### WHAT YOU WILL DO
Repeat the material verbatim and drop the pictures.

--- Start GIVEN INFORMATION ---

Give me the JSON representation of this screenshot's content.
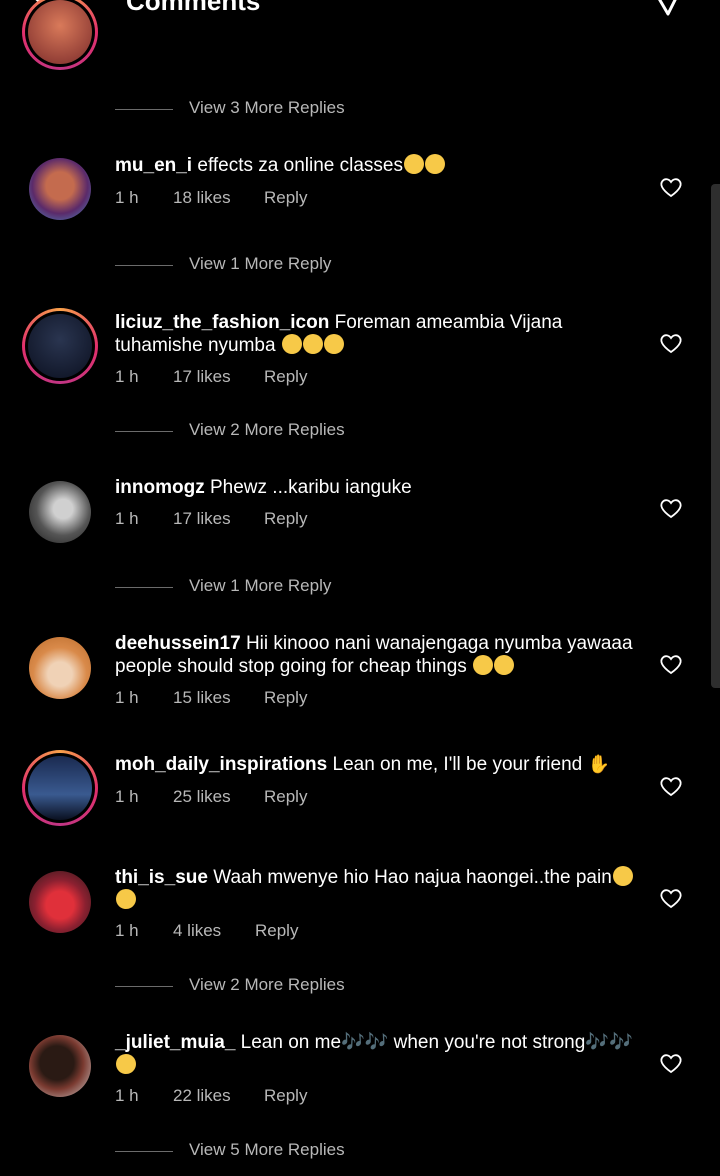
{
  "header": {
    "title": "Comments"
  },
  "view_more_top": "View 3 More Replies",
  "comments": [
    {
      "user": "mu_en_i",
      "text": "effects za online classes",
      "emoji": "😆😆",
      "time": "1 h",
      "likes": "18 likes",
      "reply": "Reply",
      "view_more": "View 1 More Reply"
    },
    {
      "user": "liciuz_the_fashion_icon",
      "text": "Foreman ameambia Vijana tuhamishe nyumba",
      "emoji": "😆😆😆",
      "time": "1 h",
      "likes": "17 likes",
      "reply": "Reply",
      "view_more": "View 2 More Replies"
    },
    {
      "user": "innomogz",
      "text": "Phewz ...karibu ianguke",
      "emoji": "",
      "time": "1 h",
      "likes": "17 likes",
      "reply": "Reply",
      "view_more": "View 1 More Reply"
    },
    {
      "user": "deehussein17",
      "text": "Hii kinooo nani wanajengaga nyumba yawaaa people should stop going for cheap things",
      "emoji": "😢😢",
      "time": "1 h",
      "likes": "15 likes",
      "reply": "Reply"
    },
    {
      "user": "moh_daily_inspirations",
      "text": "Lean on me, I'll be your friend",
      "emoji": "👏",
      "time": "1 h",
      "likes": "25 likes",
      "reply": "Reply"
    },
    {
      "user": "thi_is_sue",
      "text": "Waah mwenye hio Hao najua haongei..the pain",
      "emoji": "😢😢",
      "time": "1 h",
      "likes": "4 likes",
      "reply": "Reply",
      "view_more": "View 2 More Replies"
    },
    {
      "user": "_juliet_muia_",
      "text_a": "Lean on me",
      "notes_a": "🎶🎶",
      "text_b": "when you're not strong",
      "notes_b": "🎶🎶",
      "emoji": "😆",
      "time": "1 h",
      "likes": "22 likes",
      "reply": "Reply",
      "view_more": "View 5 More Replies"
    }
  ],
  "icons": {
    "like": "heart-outline-icon",
    "back": "arrow-left-icon",
    "send": "paper-plane-icon"
  },
  "colors": {
    "background": "#000000",
    "secondary_text": "#b8b8b8",
    "story_ring": "#e1306c"
  }
}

--- End GIVEN INFORMATION ---

### FINISHED EXERCISE
Give me the JSON representation of this screenshot's content.
{
  "header": {
    "title": "Comments"
  },
  "view_more_top": "View 3 More Replies",
  "comments": [
    {
      "user": "mu_en_i",
      "text": "effects za online classes",
      "emoji": "😆😆",
      "time": "1 h",
      "likes": "18 likes",
      "reply": "Reply",
      "view_more": "View 1 More Reply"
    },
    {
      "user": "liciuz_the_fashion_icon",
      "text": "Foreman ameambia Vijana tuhamishe nyumba",
      "emoji": "😆😆😆",
      "time": "1 h",
      "likes": "17 likes",
      "reply": "Reply",
      "view_more": "View 2 More Replies"
    },
    {
      "user": "innomogz",
      "text": "Phewz ...karibu ianguke",
      "emoji": "",
      "time": "1 h",
      "likes": "17 likes",
      "reply": "Reply",
      "view_more": "View 1 More Reply"
    },
    {
      "user": "deehussein17",
      "text": "Hii kinooo nani wanajengaga nyumba yawaaa people should stop going for cheap things",
      "emoji": "😢😢",
      "time": "1 h",
      "likes": "15 likes",
      "reply": "Reply"
    },
    {
      "user": "moh_daily_inspirations",
      "text": "Lean on me, I'll be your friend",
      "emoji": "👏",
      "time": "1 h",
      "likes": "25 likes",
      "reply": "Reply"
    },
    {
      "user": "thi_is_sue",
      "text": "Waah mwenye hio Hao najua haongei..the pain",
      "emoji": "😢😢",
      "time": "1 h",
      "likes": "4 likes",
      "reply": "Reply",
      "view_more": "View 2 More Replies"
    },
    {
      "user": "_juliet_muia_",
      "text_a": "Lean on me",
      "notes_a": "🎶🎶",
      "text_b": "when you're not strong",
      "notes_b": "🎶🎶",
      "emoji": "😆",
      "time": "1 h",
      "likes": "22 likes",
      "reply": "Reply",
      "view_more": "View 5 More Replies"
    }
  ],
  "icons": {
    "like": "heart-outline-icon",
    "back": "arrow-left-icon",
    "send": "paper-plane-icon"
  },
  "colors": {
    "background": "#000000",
    "secondary_text": "#b8b8b8",
    "story_ring": "#e1306c"
  }
}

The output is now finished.